#### Exercise details
Keep only the lines that hold the string "效益指标", filtering out the rest of the entries below.
------ Materials provided
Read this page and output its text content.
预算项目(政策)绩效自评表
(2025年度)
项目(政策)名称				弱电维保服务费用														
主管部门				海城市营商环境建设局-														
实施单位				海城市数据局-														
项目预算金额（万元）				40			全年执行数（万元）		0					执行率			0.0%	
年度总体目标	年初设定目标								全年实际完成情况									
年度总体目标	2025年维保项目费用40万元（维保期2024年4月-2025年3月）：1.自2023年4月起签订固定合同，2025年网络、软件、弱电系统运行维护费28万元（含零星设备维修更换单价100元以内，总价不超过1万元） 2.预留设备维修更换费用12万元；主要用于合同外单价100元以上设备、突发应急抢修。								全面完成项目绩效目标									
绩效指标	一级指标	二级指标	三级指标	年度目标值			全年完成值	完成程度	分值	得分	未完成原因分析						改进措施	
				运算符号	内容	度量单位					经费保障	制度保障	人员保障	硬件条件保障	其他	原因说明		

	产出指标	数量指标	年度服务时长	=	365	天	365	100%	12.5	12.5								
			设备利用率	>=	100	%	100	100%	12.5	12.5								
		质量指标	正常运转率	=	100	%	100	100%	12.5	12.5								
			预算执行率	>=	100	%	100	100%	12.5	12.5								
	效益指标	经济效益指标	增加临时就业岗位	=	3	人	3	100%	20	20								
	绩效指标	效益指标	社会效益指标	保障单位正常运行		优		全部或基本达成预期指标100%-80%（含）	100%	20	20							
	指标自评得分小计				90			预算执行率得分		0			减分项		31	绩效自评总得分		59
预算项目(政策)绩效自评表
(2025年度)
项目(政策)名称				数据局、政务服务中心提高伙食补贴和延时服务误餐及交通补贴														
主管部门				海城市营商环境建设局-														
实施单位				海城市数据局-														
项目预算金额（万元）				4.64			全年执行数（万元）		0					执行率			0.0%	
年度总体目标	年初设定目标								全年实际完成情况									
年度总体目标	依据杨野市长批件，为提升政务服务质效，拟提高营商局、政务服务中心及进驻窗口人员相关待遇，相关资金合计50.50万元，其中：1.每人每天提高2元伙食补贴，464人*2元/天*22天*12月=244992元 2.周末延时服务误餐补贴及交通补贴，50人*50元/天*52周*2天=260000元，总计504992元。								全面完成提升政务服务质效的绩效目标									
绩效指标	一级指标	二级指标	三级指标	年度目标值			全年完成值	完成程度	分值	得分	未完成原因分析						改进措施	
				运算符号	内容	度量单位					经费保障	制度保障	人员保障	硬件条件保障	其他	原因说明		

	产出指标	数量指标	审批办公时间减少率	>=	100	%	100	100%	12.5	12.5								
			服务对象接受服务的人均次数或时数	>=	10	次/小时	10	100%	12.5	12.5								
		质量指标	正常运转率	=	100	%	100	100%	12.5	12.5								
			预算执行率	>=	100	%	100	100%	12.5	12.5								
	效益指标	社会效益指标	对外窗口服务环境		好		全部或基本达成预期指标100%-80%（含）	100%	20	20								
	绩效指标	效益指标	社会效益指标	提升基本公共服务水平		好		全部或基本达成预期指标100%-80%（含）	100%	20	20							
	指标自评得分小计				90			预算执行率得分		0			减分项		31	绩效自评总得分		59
------------
------ Materials provided
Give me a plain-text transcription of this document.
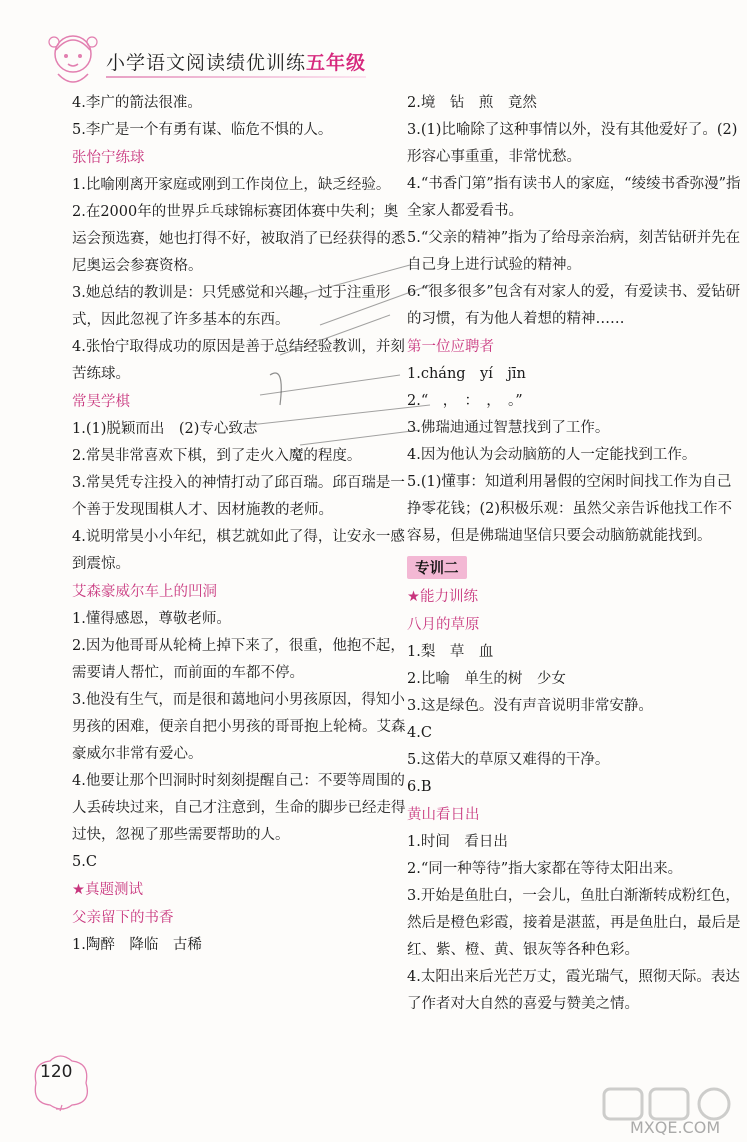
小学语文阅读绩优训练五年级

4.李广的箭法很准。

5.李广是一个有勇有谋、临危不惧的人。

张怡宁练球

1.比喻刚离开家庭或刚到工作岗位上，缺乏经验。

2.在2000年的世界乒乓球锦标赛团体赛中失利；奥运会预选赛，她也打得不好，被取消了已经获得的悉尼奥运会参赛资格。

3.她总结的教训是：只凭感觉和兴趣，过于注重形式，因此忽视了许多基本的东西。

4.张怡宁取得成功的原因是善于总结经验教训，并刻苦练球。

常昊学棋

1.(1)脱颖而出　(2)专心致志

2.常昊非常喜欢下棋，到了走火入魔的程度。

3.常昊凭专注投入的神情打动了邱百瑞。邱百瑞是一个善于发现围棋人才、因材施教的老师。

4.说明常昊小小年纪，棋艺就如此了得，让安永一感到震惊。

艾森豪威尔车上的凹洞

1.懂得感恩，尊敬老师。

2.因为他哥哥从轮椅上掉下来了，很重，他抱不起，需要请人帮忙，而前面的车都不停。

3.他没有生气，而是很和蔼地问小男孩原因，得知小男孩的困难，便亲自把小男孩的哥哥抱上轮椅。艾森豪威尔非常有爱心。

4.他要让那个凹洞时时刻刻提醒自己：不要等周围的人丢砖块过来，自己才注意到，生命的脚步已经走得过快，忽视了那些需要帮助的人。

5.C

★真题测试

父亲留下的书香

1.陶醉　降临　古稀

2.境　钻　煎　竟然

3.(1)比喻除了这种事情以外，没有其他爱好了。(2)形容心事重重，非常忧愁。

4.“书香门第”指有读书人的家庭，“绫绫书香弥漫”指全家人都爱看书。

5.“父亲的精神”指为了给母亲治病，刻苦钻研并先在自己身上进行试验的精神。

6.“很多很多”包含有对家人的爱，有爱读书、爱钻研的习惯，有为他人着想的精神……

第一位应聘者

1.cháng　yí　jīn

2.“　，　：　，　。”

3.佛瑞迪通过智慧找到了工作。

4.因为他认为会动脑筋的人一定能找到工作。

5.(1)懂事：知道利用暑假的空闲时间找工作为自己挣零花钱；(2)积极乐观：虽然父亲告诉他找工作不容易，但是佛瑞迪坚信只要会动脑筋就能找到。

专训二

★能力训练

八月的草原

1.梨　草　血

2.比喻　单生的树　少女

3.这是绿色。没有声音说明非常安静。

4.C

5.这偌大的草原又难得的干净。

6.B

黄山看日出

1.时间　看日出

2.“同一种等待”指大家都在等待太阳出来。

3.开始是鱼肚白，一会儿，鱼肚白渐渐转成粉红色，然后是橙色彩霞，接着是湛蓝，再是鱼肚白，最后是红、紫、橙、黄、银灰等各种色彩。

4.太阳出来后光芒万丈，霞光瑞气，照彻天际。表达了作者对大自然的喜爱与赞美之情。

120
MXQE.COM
------------
#### Task output
	效益指标	经济效益指标	增加临时就业岗位	=	3	人	3	100%	20	20								
	绩效指标	效益指标	社会效益指标	保障单位正常运行		优		全部或基本达成预期指标100%-80%（含）	100%	20	20							
	效益指标	社会效益指标	对外窗口服务环境		好		全部或基本达成预期指标100%-80%（含）	100%	20	20								
	绩效指标	效益指标	社会效益指标	提升基本公共服务水平		好		全部或基本达成预期指标100%-80%（含）	100%	20	20							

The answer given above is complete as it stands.